» Stated goal
Using the entries that follow, collect the lines where the word "screenshot" appears.

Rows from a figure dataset

-=-=-

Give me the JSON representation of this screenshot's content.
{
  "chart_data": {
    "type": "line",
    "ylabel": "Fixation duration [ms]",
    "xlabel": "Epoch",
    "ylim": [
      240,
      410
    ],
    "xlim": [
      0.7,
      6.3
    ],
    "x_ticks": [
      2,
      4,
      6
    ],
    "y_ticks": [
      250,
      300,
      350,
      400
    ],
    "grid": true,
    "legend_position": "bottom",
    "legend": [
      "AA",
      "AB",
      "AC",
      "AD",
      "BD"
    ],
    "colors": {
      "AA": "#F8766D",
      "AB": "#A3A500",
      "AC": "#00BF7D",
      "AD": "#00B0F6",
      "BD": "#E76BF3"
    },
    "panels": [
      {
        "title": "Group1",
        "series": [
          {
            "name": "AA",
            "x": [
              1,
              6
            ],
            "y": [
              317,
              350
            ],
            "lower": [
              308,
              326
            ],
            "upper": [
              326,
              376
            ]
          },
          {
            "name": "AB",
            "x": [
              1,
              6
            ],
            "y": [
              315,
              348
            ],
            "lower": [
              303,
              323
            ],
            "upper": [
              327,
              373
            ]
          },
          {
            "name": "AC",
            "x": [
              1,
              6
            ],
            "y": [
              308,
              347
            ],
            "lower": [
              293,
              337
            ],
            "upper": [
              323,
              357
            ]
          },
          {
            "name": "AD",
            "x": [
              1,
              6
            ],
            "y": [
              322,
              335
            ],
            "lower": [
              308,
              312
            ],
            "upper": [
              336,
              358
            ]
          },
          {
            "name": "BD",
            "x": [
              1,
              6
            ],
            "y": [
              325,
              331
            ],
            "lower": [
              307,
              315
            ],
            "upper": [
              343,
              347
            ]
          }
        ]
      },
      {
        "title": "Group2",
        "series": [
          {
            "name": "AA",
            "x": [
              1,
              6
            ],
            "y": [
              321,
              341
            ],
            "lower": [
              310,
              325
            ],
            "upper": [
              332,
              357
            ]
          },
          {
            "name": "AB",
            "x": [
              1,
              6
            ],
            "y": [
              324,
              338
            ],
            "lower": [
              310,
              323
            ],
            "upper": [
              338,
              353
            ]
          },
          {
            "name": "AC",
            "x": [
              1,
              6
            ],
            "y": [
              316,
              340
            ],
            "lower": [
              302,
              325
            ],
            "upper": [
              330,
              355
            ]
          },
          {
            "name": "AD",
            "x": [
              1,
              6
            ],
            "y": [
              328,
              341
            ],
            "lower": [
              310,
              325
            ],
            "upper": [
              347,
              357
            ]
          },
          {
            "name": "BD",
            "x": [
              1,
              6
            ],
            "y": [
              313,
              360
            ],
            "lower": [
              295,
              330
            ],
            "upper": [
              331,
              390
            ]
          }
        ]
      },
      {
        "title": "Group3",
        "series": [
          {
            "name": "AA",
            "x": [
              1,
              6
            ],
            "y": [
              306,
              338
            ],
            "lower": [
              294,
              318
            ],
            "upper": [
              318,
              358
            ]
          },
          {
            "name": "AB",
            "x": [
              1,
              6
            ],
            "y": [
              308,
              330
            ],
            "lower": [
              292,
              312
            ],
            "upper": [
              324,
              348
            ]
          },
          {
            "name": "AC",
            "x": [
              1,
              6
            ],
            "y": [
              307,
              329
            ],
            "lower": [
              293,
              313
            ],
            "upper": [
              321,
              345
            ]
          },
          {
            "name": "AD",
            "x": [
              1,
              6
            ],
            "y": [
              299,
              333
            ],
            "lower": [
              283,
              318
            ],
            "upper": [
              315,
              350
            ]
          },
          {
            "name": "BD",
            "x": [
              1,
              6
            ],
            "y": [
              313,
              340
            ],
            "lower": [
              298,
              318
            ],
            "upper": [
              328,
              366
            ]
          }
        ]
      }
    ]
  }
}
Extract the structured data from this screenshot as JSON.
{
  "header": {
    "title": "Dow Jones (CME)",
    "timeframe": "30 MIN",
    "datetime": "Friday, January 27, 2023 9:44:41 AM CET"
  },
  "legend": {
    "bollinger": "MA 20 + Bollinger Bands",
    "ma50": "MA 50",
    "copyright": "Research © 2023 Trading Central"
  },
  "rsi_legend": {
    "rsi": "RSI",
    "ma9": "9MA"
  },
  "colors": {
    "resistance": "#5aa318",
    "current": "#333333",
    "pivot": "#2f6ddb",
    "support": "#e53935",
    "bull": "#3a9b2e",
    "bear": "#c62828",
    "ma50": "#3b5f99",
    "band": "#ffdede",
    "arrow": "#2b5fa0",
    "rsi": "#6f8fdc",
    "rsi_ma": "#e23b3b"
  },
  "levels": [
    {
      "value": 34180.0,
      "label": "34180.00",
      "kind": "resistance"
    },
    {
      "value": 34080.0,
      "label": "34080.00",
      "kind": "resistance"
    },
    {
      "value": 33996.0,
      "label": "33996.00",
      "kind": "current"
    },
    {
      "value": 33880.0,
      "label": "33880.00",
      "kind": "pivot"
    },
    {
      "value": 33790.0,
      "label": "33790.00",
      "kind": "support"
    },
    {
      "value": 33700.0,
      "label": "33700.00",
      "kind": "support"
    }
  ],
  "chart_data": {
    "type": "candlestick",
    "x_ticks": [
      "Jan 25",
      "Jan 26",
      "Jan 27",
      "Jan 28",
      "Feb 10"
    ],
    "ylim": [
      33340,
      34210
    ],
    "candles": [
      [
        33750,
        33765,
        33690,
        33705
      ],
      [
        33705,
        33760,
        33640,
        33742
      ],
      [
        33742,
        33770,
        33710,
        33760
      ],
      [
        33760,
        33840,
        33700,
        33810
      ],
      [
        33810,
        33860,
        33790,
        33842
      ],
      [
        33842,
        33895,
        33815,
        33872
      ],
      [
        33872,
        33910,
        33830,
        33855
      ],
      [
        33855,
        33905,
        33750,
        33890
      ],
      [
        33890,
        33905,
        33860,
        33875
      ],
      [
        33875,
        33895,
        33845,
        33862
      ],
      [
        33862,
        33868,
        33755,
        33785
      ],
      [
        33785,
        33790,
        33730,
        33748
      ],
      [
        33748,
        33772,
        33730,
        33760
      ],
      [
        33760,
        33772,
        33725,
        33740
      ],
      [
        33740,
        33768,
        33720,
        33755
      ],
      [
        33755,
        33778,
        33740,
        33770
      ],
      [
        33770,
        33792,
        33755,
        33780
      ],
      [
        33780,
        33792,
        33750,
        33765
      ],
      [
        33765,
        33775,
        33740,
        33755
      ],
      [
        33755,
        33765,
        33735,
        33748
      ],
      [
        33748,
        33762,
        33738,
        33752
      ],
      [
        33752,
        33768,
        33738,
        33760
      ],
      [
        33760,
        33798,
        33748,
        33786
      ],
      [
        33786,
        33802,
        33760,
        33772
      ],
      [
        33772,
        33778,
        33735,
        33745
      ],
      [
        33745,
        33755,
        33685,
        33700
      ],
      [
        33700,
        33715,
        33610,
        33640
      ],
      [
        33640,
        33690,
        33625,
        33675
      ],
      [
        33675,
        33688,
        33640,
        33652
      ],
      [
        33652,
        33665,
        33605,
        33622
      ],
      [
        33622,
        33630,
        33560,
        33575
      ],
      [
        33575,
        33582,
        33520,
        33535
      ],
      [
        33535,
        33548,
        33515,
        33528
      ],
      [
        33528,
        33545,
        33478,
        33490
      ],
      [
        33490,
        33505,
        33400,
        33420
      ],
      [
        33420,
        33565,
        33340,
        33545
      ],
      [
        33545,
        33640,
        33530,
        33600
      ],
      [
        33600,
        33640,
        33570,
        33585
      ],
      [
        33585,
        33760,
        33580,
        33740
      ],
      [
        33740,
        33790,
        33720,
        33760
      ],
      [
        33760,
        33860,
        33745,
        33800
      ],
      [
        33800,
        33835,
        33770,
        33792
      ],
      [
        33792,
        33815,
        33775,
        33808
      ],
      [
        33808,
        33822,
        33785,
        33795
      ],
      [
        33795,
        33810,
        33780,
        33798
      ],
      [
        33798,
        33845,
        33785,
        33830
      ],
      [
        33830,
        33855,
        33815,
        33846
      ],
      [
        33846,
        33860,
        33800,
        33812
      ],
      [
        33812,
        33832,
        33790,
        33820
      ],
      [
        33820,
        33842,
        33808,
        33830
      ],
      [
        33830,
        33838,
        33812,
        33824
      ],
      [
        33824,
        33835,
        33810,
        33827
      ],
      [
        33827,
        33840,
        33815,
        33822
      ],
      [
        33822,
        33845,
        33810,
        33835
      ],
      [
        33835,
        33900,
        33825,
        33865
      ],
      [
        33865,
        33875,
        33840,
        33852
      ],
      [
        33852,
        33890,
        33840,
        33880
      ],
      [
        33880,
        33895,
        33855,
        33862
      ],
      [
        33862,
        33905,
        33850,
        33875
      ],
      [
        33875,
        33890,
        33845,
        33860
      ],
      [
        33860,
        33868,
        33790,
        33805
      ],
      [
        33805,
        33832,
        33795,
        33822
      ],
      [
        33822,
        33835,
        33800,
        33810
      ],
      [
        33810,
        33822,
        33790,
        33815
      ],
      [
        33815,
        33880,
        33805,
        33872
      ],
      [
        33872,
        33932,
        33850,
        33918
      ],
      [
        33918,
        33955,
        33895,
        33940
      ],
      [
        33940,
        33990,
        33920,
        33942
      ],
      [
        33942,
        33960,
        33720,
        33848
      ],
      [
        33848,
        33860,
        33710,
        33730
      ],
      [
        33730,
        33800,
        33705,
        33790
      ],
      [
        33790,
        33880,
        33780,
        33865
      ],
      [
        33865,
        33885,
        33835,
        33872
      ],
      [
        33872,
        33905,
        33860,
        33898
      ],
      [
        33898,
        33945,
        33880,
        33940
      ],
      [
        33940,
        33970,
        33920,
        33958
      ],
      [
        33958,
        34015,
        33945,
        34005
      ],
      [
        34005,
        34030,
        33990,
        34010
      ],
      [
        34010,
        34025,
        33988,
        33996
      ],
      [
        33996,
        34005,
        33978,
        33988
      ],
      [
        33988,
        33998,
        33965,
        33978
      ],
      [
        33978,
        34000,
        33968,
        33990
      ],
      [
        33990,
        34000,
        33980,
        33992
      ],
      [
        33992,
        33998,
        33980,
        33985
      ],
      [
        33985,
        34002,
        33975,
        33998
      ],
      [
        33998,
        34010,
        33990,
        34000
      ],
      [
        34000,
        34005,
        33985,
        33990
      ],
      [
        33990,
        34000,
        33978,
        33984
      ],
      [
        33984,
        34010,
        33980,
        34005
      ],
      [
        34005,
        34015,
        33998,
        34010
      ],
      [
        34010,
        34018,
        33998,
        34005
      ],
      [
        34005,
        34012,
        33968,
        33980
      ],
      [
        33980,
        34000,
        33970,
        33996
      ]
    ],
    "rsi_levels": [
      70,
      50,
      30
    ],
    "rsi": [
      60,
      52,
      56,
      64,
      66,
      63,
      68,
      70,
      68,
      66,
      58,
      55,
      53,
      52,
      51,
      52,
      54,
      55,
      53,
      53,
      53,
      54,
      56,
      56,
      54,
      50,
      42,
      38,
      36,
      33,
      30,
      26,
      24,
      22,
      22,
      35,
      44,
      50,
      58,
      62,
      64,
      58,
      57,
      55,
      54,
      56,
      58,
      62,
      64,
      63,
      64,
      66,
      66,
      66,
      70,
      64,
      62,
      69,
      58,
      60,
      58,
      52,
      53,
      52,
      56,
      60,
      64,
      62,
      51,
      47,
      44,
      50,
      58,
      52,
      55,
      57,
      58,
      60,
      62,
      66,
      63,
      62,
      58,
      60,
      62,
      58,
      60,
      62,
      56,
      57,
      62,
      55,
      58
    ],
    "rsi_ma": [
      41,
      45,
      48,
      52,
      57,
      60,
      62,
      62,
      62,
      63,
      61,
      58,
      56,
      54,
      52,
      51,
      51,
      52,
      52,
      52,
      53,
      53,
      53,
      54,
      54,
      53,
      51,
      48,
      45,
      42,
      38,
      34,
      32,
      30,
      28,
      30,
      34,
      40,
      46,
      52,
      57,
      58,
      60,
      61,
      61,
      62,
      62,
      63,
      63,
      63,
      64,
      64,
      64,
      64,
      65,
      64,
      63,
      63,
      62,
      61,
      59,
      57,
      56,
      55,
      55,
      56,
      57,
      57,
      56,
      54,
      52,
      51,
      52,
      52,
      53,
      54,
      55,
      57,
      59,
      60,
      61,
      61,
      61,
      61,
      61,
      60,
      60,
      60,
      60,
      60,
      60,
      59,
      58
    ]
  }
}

-=-=-

» Output of the task
Give me the JSON representation of this screenshot's content.
Extract the structured data from this screenshot as JSON.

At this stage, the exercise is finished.